**REQUIREMENTS**: Could you print all the entries exactly?

**DATASET RECORDS**:
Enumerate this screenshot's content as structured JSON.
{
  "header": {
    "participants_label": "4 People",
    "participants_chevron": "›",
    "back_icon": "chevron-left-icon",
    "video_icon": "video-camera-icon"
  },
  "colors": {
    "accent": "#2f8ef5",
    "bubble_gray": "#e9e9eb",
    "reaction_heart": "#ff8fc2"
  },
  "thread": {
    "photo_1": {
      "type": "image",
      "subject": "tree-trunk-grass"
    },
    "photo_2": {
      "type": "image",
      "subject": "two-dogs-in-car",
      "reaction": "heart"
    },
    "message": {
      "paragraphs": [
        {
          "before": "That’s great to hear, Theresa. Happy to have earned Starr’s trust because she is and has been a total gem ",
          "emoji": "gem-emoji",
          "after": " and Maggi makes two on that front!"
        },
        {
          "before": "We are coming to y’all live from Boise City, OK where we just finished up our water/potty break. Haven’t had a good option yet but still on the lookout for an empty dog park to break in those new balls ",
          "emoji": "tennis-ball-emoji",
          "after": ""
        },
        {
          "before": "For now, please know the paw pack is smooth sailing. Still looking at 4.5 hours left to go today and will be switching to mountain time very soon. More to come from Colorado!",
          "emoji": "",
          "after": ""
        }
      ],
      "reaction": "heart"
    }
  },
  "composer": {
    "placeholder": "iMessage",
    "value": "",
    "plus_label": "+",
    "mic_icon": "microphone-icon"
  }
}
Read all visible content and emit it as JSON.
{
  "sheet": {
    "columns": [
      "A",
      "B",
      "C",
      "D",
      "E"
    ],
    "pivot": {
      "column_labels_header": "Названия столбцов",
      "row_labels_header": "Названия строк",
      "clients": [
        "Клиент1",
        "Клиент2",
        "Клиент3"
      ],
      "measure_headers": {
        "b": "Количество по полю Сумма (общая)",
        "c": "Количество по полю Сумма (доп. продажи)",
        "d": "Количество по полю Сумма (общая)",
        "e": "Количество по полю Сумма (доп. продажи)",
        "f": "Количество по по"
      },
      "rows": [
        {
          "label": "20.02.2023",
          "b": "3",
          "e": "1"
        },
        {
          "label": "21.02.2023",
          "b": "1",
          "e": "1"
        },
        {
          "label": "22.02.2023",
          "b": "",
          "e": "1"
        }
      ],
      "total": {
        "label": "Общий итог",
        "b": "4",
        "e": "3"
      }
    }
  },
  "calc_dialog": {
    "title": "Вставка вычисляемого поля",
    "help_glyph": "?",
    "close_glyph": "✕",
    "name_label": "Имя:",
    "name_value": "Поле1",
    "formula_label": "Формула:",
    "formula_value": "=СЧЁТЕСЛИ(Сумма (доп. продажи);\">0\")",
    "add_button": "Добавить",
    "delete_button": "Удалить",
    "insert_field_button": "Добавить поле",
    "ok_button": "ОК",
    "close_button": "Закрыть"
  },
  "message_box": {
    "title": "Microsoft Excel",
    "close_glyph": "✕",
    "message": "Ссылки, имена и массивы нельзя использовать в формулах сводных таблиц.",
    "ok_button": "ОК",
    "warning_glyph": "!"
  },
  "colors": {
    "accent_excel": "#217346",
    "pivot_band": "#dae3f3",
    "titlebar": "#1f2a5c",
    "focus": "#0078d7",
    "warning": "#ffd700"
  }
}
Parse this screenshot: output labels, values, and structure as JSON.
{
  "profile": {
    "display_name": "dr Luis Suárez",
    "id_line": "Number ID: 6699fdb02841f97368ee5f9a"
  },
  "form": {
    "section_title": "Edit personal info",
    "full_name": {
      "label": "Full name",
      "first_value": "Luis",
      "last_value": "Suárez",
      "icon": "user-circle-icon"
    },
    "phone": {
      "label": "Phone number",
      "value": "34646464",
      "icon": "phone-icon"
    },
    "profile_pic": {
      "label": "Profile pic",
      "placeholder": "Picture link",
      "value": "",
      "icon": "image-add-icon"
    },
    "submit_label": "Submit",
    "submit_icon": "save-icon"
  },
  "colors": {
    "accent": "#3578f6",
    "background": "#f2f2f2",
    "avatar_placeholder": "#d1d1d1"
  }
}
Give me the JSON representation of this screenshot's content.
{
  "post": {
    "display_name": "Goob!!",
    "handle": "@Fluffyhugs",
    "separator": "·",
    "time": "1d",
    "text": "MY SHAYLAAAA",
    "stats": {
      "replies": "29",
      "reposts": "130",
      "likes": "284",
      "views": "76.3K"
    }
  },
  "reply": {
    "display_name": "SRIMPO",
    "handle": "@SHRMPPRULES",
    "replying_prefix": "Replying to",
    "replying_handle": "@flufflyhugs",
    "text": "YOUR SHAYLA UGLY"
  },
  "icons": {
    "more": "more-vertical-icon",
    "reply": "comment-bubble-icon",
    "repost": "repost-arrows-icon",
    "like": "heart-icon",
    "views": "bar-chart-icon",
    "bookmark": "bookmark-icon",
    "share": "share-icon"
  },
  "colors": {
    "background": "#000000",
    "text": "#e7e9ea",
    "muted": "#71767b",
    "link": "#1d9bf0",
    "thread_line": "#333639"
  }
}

**SOLUTION BELOW**:
Enumerate this screenshot's content as structured JSON.
{
  "header": {
    "participants_label": "4 People",
    "participants_chevron": "›",
    "back_icon": "chevron-left-icon",
    "video_icon": "video-camera-icon"
  },
  "colors": {
    "accent": "#2f8ef5",
    "bubble_gray": "#e9e9eb",
    "reaction_heart": "#ff8fc2"
  },
  "thread": {
    "photo_1": {
      "type": "image",
      "subject": "tree-trunk-grass"
    },
    "photo_2": {
      "type": "image",
      "subject": "two-dogs-in-car",
      "reaction": "heart"
    },
    "message": {
      "paragraphs": [
        {
          "before": "That’s great to hear, Theresa. Happy to have earned Starr’s trust because she is and has been a total gem ",
          "emoji": "gem-emoji",
          "after": " and Maggi makes two on that front!"
        },
        {
          "before": "We are coming to y’all live from Boise City, OK where we just finished up our water/potty break. Haven’t had a good option yet but still on the lookout for an empty dog park to break in those new balls ",
          "emoji": "tennis-ball-emoji",
          "after": ""
        },
        {
          "before": "For now, please know the paw pack is smooth sailing. Still looking at 4.5 hours left to go today and will be switching to mountain time very soon. More to come from Colorado!",
          "emoji": "",
          "after": ""
        }
      ],
      "reaction": "heart"
    }
  },
  "composer": {
    "placeholder": "iMessage",
    "value": "",
    "plus_label": "+",
    "mic_icon": "microphone-icon"
  }
}
Read all visible content and emit it as JSON.
{
  "sheet": {
    "columns": [
      "A",
      "B",
      "C",
      "D",
      "E"
    ],
    "pivot": {
      "column_labels_header": "Названия столбцов",
      "row_labels_header": "Названия строк",
      "clients": [
        "Клиент1",
        "Клиент2",
        "Клиент3"
      ],
      "measure_headers": {
        "b": "Количество по полю Сумма (общая)",
        "c": "Количество по полю Сумма (доп. продажи)",
        "d": "Количество по полю Сумма (общая)",
        "e": "Количество по полю Сумма (доп. продажи)",
        "f": "Количество по по"
      },
      "rows": [
        {
          "label": "20.02.2023",
          "b": "3",
          "e": "1"
        },
        {
          "label": "21.02.2023",
          "b": "1",
          "e": "1"
        },
        {
          "label": "22.02.2023",
          "b": "",
          "e": "1"
        }
      ],
      "total": {
        "label": "Общий итог",
        "b": "4",
        "e": "3"
      }
    }
  },
  "calc_dialog": {
    "title": "Вставка вычисляемого поля",
    "help_glyph": "?",
    "close_glyph": "✕",
    "name_label": "Имя:",
    "name_value": "Поле1",
    "formula_label": "Формула:",
    "formula_value": "=СЧЁТЕСЛИ(Сумма (доп. продажи);\">0\")",
    "add_button": "Добавить",
    "delete_button": "Удалить",
    "insert_field_button": "Добавить поле",
    "ok_button": "ОК",
    "close_button": "Закрыть"
  },
  "message_box": {
    "title": "Microsoft Excel",
    "close_glyph": "✕",
    "message": "Ссылки, имена и массивы нельзя использовать в формулах сводных таблиц.",
    "ok_button": "ОК",
    "warning_glyph": "!"
  },
  "colors": {
    "accent_excel": "#217346",
    "pivot_band": "#dae3f3",
    "titlebar": "#1f2a5c",
    "focus": "#0078d7",
    "warning": "#ffd700"
  }
}
Parse this screenshot: output labels, values, and structure as JSON.
{
  "profile": {
    "display_name": "dr Luis Suárez",
    "id_line": "Number ID: 6699fdb02841f97368ee5f9a"
  },
  "form": {
    "section_title": "Edit personal info",
    "full_name": {
      "label": "Full name",
      "first_value": "Luis",
      "last_value": "Suárez",
      "icon": "user-circle-icon"
    },
    "phone": {
      "label": "Phone number",
      "value": "34646464",
      "icon": "phone-icon"
    },
    "profile_pic": {
      "label": "Profile pic",
      "placeholder": "Picture link",
      "value": "",
      "icon": "image-add-icon"
    },
    "submit_label": "Submit",
    "submit_icon": "save-icon"
  },
  "colors": {
    "accent": "#3578f6",
    "background": "#f2f2f2",
    "avatar_placeholder": "#d1d1d1"
  }
}
Give me the JSON representation of this screenshot's content.
{
  "post": {
    "display_name": "Goob!!",
    "handle": "@Fluffyhugs",
    "separator": "·",
    "time": "1d",
    "text": "MY SHAYLAAAA",
    "stats": {
      "replies": "29",
      "reposts": "130",
      "likes": "284",
      "views": "76.3K"
    }
  },
  "reply": {
    "display_name": "SRIMPO",
    "handle": "@SHRMPPRULES",
    "replying_prefix": "Replying to",
    "replying_handle": "@flufflyhugs",
    "text": "YOUR SHAYLA UGLY"
  },
  "icons": {
    "more": "more-vertical-icon",
    "reply": "comment-bubble-icon",
    "repost": "repost-arrows-icon",
    "like": "heart-icon",
    "views": "bar-chart-icon",
    "bookmark": "bookmark-icon",
    "share": "share-icon"
  },
  "colors": {
    "background": "#000000",
    "text": "#e7e9ea",
    "muted": "#71767b",
    "link": "#1d9bf0",
    "thread_line": "#333639"
  }
}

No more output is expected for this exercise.